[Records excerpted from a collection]
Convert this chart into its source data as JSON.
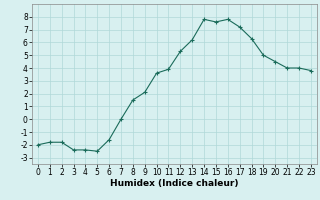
{
  "x": [
    0,
    1,
    2,
    3,
    4,
    5,
    6,
    7,
    8,
    9,
    10,
    11,
    12,
    13,
    14,
    15,
    16,
    17,
    18,
    19,
    20,
    21,
    22,
    23
  ],
  "y": [
    -2.0,
    -1.8,
    -1.8,
    -2.4,
    -2.4,
    -2.5,
    -1.6,
    0.0,
    1.5,
    2.1,
    3.6,
    3.9,
    5.3,
    6.2,
    7.8,
    7.6,
    7.8,
    7.2,
    6.3,
    5.0,
    4.5,
    4.0,
    4.0,
    3.8
  ],
  "line_color": "#1a6b5a",
  "marker": "+",
  "bg_color": "#d8f0f0",
  "grid_color": "#b0d8d8",
  "xlabel": "Humidex (Indice chaleur)",
  "xlabel_fontsize": 6.5,
  "xlim": [
    -0.5,
    23.5
  ],
  "ylim": [
    -3.5,
    9.0
  ],
  "yticks": [
    -3,
    -2,
    -1,
    0,
    1,
    2,
    3,
    4,
    5,
    6,
    7,
    8
  ],
  "xticks": [
    0,
    1,
    2,
    3,
    4,
    5,
    6,
    7,
    8,
    9,
    10,
    11,
    12,
    13,
    14,
    15,
    16,
    17,
    18,
    19,
    20,
    21,
    22,
    23
  ],
  "tick_fontsize": 5.5
}
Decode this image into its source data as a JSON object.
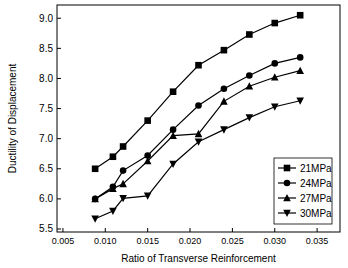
{
  "chart_data": {
    "type": "line",
    "x_label": "Ratio of Transverse Reinforcement",
    "y_label": "Ductility of Displacement",
    "xlim": [
      0.0043,
      0.0377
    ],
    "ylim": [
      5.45,
      9.22
    ],
    "xticks": [
      0.005,
      {
        "value": 0.01,
        "label": "0.010"
      },
      0.015,
      {
        "value": 0.02,
        "label": "0.020"
      },
      0.025,
      {
        "value": 0.03,
        "label": "0.030"
      },
      0.035
    ],
    "yticks": [
      5.5,
      {
        "value": 6,
        "label": "6.0"
      },
      6.5,
      {
        "value": 7,
        "label": "7.0"
      },
      7.5,
      {
        "value": 8,
        "label": "8.0"
      },
      8.5,
      {
        "value": 9,
        "label": "9.0"
      }
    ],
    "legend": "lower-right",
    "x": [
      0.0088,
      0.0109,
      0.0121,
      0.015,
      0.018,
      0.021,
      0.024,
      0.027,
      0.03,
      0.033
    ],
    "series": [
      {
        "name": "21MPa",
        "color": "#000000",
        "marker": "square",
        "values": [
          6.5,
          6.7,
          6.87,
          7.3,
          7.78,
          8.22,
          8.47,
          8.73,
          8.92,
          9.05
        ]
      },
      {
        "name": "24MPa",
        "color": "#000000",
        "marker": "circle",
        "values": [
          6.0,
          6.2,
          6.47,
          6.72,
          7.15,
          7.55,
          7.83,
          8.05,
          8.25,
          8.35
        ]
      },
      {
        "name": "27MPa",
        "color": "#000000",
        "marker": "triangle-up",
        "values": [
          6.0,
          6.17,
          6.25,
          6.63,
          7.05,
          7.08,
          7.62,
          7.87,
          8.02,
          8.13
        ]
      },
      {
        "name": "30MPa",
        "color": "#000000",
        "marker": "triangle-down",
        "values": [
          5.67,
          5.8,
          6.01,
          6.05,
          6.58,
          6.95,
          7.15,
          7.35,
          7.53,
          7.63
        ]
      }
    ]
  }
}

**Given task**
Identify each line in the records above containing the word "this"; copy those lines.

**Result**
Convert this chart into its source data as JSON.
Decode this image into its source data as a JSON object.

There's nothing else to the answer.